Would you retype all of these records exactly?
Start of Data for processing
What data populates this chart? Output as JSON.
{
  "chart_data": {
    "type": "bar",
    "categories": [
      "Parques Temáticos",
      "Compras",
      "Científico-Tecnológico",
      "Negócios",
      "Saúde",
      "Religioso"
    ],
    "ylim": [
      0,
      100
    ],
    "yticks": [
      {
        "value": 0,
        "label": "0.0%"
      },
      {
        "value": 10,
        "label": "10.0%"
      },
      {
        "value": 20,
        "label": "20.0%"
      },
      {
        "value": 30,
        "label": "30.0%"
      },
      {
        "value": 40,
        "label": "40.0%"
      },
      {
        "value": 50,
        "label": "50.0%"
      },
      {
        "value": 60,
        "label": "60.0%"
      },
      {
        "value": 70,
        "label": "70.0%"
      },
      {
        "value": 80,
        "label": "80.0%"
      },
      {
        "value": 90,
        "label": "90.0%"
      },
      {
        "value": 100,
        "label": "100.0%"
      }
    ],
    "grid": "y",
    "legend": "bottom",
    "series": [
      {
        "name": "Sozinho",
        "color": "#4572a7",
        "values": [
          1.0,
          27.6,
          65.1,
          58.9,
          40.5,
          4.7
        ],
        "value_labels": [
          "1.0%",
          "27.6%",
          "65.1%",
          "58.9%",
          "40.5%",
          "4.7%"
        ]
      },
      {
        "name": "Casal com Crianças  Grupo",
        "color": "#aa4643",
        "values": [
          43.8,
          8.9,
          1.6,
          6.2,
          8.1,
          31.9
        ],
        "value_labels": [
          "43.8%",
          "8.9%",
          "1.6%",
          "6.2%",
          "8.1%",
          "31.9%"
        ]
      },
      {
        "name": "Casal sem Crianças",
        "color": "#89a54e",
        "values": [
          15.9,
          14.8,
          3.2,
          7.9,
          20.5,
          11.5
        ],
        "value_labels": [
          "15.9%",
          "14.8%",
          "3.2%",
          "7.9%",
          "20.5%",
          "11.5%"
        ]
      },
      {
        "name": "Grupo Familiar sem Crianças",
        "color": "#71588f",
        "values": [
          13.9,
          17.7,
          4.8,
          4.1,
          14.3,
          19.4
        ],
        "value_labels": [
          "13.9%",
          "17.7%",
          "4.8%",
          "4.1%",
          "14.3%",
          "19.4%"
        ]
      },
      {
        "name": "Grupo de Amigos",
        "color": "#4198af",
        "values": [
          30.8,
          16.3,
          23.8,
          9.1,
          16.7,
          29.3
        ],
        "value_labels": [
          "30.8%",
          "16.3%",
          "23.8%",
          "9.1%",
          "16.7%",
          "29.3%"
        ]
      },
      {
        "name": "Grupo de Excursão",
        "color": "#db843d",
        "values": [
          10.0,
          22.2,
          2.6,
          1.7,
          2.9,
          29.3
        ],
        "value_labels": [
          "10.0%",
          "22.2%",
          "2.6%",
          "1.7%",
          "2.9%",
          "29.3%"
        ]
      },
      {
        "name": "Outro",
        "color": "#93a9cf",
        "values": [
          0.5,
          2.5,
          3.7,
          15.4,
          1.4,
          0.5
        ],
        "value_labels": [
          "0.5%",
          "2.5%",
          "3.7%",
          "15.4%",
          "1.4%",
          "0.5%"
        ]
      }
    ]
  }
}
End of Data for processing
Answer for this exercise:
What data populates this chart? Output as JSON.
{
  "chart_data": {
    "type": "bar",
    "categories": [
      "Parques Temáticos",
      "Compras",
      "Científico-Tecnológico",
      "Negócios",
      "Saúde",
      "Religioso"
    ],
    "ylim": [
      0,
      100
    ],
    "yticks": [
      {
        "value": 0,
        "label": "0.0%"
      },
      {
        "value": 10,
        "label": "10.0%"
      },
      {
        "value": 20,
        "label": "20.0%"
      },
      {
        "value": 30,
        "label": "30.0%"
      },
      {
        "value": 40,
        "label": "40.0%"
      },
      {
        "value": 50,
        "label": "50.0%"
      },
      {
        "value": 60,
        "label": "60.0%"
      },
      {
        "value": 70,
        "label": "70.0%"
      },
      {
        "value": 80,
        "label": "80.0%"
      },
      {
        "value": 90,
        "label": "90.0%"
      },
      {
        "value": 100,
        "label": "100.0%"
      }
    ],
    "grid": "y",
    "legend": "bottom",
    "series": [
      {
        "name": "Sozinho",
        "color": "#4572a7",
        "values": [
          1.0,
          27.6,
          65.1,
          58.9,
          40.5,
          4.7
        ],
        "value_labels": [
          "1.0%",
          "27.6%",
          "65.1%",
          "58.9%",
          "40.5%",
          "4.7%"
        ]
      },
      {
        "name": "Casal com Crianças  Grupo",
        "color": "#aa4643",
        "values": [
          43.8,
          8.9,
          1.6,
          6.2,
          8.1,
          31.9
        ],
        "value_labels": [
          "43.8%",
          "8.9%",
          "1.6%",
          "6.2%",
          "8.1%",
          "31.9%"
        ]
      },
      {
        "name": "Casal sem Crianças",
        "color": "#89a54e",
        "values": [
          15.9,
          14.8,
          3.2,
          7.9,
          20.5,
          11.5
        ],
        "value_labels": [
          "15.9%",
          "14.8%",
          "3.2%",
          "7.9%",
          "20.5%",
          "11.5%"
        ]
      },
      {
        "name": "Grupo Familiar sem Crianças",
        "color": "#71588f",
        "values": [
          13.9,
          17.7,
          4.8,
          4.1,
          14.3,
          19.4
        ],
        "value_labels": [
          "13.9%",
          "17.7%",
          "4.8%",
          "4.1%",
          "14.3%",
          "19.4%"
        ]
      },
      {
        "name": "Grupo de Amigos",
        "color": "#4198af",
        "values": [
          30.8,
          16.3,
          23.8,
          9.1,
          16.7,
          29.3
        ],
        "value_labels": [
          "30.8%",
          "16.3%",
          "23.8%",
          "9.1%",
          "16.7%",
          "29.3%"
        ]
      },
      {
        "name": "Grupo de Excursão",
        "color": "#db843d",
        "values": [
          10.0,
          22.2,
          2.6,
          1.7,
          2.9,
          29.3
        ],
        "value_labels": [
          "10.0%",
          "22.2%",
          "2.6%",
          "1.7%",
          "2.9%",
          "29.3%"
        ]
      },
      {
        "name": "Outro",
        "color": "#93a9cf",
        "values": [
          0.5,
          2.5,
          3.7,
          15.4,
          1.4,
          0.5
        ],
        "value_labels": [
          "0.5%",
          "2.5%",
          "3.7%",
          "15.4%",
          "1.4%",
          "0.5%"
        ]
      }
    ]
  }
}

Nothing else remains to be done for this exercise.